* _Problem requirements_:
Among the entries below, find every line that has "mRNA" and pull it out.

══ Provided material ══

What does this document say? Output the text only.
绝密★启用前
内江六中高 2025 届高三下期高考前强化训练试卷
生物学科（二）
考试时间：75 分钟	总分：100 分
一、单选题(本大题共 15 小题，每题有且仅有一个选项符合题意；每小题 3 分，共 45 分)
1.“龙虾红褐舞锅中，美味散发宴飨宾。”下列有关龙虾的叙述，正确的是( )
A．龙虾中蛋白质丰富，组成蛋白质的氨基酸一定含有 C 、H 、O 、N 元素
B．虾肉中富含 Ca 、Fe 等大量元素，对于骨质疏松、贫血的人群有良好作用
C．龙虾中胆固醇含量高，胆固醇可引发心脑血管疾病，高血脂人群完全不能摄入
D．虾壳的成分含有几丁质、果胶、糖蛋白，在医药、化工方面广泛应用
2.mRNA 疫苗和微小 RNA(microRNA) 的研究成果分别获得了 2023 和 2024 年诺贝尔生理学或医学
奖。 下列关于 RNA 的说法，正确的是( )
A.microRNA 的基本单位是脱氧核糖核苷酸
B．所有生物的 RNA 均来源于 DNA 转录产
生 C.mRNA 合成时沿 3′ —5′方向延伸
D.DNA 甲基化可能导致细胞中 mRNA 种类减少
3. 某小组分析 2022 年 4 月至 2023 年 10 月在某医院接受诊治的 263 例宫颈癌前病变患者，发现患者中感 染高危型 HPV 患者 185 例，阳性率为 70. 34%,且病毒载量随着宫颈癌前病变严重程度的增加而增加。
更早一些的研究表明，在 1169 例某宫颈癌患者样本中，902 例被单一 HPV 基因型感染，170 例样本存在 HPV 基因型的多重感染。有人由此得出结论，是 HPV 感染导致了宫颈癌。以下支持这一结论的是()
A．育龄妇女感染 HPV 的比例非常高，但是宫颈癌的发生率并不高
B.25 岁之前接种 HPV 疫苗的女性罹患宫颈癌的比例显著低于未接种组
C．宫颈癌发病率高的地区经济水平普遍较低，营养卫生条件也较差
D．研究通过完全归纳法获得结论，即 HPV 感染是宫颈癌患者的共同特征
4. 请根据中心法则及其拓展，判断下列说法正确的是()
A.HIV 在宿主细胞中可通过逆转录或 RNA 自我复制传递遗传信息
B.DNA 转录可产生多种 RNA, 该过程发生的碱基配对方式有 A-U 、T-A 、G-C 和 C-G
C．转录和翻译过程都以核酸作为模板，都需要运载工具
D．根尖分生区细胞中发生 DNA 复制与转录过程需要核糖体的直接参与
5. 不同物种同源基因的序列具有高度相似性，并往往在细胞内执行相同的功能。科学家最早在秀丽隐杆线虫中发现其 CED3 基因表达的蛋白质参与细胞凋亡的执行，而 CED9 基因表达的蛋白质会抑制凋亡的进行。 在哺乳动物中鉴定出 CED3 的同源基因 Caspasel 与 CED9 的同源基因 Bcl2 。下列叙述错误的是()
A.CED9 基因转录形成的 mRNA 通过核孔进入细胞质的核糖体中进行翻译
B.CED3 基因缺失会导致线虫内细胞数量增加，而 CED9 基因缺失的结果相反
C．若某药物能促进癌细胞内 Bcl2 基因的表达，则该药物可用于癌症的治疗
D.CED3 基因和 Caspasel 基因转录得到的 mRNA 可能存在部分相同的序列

═══

* _Task solution_:
2.mRNA 疫苗和微小 RNA(microRNA) 的研究成果分别获得了 2023 和 2024 年诺贝尔生理学或医学
生 C.mRNA 合成时沿 3′ —5′方向延伸
D.DNA 甲基化可能导致细胞中 mRNA 种类减少
A.CED9 基因转录形成的 mRNA 通过核孔进入细胞质的核糖体中进行翻译
D.CED3 基因和 Caspasel 基因转录得到的 mRNA 可能存在部分相同的序列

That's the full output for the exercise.